Look for "Extract all readable text from this page." in the listing below, then copy exactly the line it appears in and all lines after it to the end, and nothing more.
• • • • • • •
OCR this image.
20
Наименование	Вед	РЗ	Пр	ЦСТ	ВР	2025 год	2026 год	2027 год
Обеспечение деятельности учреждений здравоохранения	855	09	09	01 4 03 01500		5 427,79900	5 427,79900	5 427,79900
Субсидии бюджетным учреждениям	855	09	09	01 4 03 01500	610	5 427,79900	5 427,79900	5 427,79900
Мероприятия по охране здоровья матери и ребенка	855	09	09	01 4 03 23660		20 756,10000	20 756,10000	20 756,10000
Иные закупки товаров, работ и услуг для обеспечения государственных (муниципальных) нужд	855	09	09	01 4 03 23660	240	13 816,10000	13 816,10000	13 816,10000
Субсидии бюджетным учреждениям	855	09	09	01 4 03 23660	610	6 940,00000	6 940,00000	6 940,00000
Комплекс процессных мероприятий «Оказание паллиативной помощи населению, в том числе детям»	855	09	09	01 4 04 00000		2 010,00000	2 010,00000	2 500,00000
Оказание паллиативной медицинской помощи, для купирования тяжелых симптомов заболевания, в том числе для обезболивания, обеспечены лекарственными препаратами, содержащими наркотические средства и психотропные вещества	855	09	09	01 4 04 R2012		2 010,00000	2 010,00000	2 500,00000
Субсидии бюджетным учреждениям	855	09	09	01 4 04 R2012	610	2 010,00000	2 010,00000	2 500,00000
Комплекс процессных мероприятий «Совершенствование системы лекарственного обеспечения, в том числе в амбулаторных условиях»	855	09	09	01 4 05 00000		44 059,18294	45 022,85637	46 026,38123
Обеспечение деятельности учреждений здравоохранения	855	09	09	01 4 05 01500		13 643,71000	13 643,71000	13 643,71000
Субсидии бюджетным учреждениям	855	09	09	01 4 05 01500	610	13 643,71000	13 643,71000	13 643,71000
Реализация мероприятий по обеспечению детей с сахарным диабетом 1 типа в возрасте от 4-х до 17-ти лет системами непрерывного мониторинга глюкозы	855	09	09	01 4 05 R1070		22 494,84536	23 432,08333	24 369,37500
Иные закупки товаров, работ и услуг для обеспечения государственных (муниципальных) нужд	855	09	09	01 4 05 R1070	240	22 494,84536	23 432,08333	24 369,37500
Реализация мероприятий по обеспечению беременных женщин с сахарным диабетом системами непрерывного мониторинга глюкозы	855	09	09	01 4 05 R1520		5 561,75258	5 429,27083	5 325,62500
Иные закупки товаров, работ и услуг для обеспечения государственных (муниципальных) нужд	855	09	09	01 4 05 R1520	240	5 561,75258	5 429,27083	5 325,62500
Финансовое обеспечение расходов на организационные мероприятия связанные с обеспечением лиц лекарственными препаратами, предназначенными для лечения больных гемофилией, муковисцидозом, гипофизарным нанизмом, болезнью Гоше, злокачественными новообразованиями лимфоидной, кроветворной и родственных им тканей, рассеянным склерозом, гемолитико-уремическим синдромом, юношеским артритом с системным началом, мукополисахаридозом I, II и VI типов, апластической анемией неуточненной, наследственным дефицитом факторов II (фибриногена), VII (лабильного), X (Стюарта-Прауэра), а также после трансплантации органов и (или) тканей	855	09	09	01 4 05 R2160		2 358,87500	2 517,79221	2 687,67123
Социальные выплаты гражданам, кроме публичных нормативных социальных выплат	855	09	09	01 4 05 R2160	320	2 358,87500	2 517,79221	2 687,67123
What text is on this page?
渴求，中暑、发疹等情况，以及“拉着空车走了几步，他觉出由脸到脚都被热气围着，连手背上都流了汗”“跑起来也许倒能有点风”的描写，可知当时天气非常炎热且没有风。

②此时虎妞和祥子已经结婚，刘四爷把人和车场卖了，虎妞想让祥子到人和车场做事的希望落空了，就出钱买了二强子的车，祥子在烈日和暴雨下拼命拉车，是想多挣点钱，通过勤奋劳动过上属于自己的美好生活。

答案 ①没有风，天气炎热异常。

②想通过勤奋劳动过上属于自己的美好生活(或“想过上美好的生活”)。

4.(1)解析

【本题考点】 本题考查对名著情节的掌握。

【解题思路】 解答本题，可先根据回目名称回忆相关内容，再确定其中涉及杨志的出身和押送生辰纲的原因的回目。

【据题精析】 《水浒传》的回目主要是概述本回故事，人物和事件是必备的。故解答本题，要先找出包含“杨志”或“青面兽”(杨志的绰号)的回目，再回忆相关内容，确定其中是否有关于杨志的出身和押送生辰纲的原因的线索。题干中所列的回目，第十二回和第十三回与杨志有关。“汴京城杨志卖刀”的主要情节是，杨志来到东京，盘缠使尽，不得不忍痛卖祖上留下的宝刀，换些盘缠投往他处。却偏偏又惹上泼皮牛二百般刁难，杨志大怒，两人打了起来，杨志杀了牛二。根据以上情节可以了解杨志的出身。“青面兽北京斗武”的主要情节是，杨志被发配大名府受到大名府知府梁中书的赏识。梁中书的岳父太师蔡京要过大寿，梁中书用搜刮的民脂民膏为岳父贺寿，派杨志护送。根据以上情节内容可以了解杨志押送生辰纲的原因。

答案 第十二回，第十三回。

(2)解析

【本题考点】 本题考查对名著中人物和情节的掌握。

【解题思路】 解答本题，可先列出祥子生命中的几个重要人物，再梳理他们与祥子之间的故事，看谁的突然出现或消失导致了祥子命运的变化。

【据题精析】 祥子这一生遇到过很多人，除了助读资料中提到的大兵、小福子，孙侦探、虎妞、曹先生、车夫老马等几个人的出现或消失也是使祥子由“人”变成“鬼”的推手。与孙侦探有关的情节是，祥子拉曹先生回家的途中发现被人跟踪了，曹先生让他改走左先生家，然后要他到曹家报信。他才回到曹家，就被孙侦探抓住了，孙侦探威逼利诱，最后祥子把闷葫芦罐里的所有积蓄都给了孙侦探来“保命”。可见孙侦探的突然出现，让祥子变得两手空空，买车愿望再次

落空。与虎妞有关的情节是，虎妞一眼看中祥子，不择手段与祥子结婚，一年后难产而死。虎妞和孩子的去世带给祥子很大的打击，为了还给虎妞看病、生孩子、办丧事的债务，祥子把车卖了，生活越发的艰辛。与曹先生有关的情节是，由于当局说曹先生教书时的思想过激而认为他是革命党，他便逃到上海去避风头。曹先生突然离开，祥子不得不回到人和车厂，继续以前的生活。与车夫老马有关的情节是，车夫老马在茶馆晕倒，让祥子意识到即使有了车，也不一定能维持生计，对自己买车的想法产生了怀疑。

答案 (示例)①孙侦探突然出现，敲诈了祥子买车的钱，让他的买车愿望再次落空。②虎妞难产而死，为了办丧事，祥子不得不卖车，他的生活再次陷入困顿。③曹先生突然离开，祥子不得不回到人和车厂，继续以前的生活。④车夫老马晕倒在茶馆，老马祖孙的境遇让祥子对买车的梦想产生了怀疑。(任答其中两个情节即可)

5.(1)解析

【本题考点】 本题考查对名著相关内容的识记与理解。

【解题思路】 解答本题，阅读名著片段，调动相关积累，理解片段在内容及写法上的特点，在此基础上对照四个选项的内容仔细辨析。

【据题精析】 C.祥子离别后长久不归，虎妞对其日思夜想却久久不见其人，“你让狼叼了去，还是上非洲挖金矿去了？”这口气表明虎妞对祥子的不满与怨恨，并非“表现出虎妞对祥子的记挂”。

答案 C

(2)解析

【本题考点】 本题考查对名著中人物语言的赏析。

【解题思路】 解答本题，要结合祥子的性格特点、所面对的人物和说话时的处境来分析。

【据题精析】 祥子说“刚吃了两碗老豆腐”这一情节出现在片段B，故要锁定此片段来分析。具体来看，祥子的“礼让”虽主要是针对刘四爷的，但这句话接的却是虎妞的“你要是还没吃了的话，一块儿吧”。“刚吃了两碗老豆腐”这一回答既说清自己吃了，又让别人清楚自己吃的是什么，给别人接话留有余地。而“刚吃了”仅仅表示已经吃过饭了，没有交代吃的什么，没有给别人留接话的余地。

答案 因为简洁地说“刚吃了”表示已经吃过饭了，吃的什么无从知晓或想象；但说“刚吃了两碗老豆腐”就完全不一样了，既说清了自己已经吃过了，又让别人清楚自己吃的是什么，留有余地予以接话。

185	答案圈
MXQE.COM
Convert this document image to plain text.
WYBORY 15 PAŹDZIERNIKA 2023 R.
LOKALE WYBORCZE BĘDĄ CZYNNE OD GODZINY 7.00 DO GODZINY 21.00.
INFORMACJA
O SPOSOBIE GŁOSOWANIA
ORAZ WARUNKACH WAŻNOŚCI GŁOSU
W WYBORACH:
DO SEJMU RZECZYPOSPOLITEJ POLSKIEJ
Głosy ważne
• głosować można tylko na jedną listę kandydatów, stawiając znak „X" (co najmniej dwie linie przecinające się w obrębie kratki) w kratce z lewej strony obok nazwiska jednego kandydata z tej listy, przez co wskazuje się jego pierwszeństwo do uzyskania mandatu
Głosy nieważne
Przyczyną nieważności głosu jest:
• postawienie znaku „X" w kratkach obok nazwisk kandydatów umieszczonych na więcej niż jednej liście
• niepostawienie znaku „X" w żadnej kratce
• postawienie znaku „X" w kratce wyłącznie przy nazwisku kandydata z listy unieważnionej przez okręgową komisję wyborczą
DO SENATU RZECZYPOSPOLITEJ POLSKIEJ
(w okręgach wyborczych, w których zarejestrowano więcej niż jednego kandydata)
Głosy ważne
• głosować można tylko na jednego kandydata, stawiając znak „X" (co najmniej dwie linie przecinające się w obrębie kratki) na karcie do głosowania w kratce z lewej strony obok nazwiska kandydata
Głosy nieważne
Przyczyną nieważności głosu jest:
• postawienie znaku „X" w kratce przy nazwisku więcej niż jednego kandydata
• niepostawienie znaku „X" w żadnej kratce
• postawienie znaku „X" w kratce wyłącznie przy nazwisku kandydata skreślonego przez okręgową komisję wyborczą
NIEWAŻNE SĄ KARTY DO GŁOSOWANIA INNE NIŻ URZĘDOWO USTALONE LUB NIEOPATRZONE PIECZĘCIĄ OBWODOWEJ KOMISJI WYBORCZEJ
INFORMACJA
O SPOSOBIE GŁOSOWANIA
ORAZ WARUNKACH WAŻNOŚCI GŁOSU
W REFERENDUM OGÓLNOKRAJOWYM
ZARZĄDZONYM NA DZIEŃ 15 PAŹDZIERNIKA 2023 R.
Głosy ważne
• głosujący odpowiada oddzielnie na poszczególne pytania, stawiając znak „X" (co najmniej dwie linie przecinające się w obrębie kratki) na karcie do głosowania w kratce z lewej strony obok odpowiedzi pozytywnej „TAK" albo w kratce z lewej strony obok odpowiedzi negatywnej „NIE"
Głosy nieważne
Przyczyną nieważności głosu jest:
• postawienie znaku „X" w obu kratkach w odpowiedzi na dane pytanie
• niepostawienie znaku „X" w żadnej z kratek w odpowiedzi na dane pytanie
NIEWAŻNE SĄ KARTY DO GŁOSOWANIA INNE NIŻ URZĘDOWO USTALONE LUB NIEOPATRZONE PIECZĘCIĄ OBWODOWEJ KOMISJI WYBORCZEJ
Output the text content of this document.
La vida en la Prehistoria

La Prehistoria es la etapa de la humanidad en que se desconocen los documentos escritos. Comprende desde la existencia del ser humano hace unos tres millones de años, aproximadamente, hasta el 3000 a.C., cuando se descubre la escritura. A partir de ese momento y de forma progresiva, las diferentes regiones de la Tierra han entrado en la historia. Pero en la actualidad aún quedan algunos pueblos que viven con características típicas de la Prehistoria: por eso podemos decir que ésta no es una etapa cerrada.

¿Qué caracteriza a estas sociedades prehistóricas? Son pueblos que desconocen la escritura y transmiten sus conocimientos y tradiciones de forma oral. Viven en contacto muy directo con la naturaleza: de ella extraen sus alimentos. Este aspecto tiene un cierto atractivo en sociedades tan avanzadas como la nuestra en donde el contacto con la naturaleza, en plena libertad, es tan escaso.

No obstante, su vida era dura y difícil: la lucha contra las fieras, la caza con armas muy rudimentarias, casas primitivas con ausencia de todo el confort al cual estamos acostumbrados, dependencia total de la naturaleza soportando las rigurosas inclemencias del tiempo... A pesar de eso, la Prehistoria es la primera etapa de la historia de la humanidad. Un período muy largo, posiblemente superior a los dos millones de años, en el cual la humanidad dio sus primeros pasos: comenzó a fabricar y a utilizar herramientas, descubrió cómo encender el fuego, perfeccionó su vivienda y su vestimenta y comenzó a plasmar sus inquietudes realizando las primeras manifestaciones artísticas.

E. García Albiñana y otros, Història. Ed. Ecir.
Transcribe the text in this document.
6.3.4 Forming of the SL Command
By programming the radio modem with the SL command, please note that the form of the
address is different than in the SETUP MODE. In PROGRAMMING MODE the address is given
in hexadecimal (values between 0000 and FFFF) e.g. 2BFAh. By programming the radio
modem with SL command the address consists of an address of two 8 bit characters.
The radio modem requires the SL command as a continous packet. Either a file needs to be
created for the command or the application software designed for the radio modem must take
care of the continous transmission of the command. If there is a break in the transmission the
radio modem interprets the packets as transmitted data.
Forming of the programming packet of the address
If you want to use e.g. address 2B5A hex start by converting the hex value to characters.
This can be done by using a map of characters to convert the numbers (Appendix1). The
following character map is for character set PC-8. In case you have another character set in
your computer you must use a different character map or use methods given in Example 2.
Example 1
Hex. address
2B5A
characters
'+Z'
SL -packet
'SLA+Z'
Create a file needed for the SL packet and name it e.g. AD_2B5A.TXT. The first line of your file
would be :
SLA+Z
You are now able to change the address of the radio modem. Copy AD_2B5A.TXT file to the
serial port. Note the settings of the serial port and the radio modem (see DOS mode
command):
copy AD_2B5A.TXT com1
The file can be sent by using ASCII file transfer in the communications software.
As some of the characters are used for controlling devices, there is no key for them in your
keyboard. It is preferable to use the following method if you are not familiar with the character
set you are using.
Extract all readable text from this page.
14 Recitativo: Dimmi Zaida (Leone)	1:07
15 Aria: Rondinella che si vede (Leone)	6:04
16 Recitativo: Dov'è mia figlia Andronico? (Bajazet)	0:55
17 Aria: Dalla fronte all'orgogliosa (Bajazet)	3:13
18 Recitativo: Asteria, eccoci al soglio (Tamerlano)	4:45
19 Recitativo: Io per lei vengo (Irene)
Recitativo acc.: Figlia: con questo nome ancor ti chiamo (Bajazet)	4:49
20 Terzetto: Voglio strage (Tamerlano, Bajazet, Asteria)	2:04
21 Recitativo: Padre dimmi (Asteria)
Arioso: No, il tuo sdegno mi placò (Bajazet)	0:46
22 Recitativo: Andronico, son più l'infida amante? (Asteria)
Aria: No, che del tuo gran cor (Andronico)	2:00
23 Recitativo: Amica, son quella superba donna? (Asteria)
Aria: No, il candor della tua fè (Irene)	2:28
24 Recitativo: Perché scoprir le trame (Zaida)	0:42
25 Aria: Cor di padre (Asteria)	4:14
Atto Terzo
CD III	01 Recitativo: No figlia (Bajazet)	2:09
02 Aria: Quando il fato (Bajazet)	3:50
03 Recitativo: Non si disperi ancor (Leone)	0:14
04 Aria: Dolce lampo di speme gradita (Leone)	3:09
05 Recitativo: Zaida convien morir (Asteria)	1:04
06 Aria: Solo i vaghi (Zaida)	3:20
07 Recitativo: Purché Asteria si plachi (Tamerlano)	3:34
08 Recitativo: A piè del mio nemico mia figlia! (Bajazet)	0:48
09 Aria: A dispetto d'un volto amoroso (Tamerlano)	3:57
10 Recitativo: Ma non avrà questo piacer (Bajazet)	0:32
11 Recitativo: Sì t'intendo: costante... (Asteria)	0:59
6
• • • • • • •
§ **Reply to the exercise**:
Extract all readable text from this page.
14 Recitativo: Dimmi Zaida (Leone)	1:07
15 Aria: Rondinella che si vede (Leone)	6:04
16 Recitativo: Dov'è mia figlia Andronico? (Bajazet)	0:55
17 Aria: Dalla fronte all'orgogliosa (Bajazet)	3:13
18 Recitativo: Asteria, eccoci al soglio (Tamerlano)	4:45
19 Recitativo: Io per lei vengo (Irene)
Recitativo acc.: Figlia: con questo nome ancor ti chiamo (Bajazet)	4:49
20 Terzetto: Voglio strage (Tamerlano, Bajazet, Asteria)	2:04
21 Recitativo: Padre dimmi (Asteria)
Arioso: No, il tuo sdegno mi placò (Bajazet)	0:46
22 Recitativo: Andronico, son più l'infida amante? (Asteria)
Aria: No, che del tuo gran cor (Andronico)	2:00
23 Recitativo: Amica, son quella superba donna? (Asteria)
Aria: No, il candor della tua fè (Irene)	2:28
24 Recitativo: Perché scoprir le trame (Zaida)	0:42
25 Aria: Cor di padre (Asteria)	4:14
Atto Terzo
CD III	01 Recitativo: No figlia (Bajazet)	2:09
02 Aria: Quando il fato (Bajazet)	3:50
03 Recitativo: Non si disperi ancor (Leone)	0:14
04 Aria: Dolce lampo di speme gradita (Leone)	3:09
05 Recitativo: Zaida convien morir (Asteria)	1:04
06 Aria: Solo i vaghi (Zaida)	3:20
07 Recitativo: Purché Asteria si plachi (Tamerlano)	3:34
08 Recitativo: A piè del mio nemico mia figlia! (Bajazet)	0:48
09 Aria: A dispetto d'un volto amoroso (Tamerlano)	3:57
10 Recitativo: Ma non avrà questo piacer (Bajazet)	0:32
11 Recitativo: Sì t'intendo: costante... (Asteria)	0:59
6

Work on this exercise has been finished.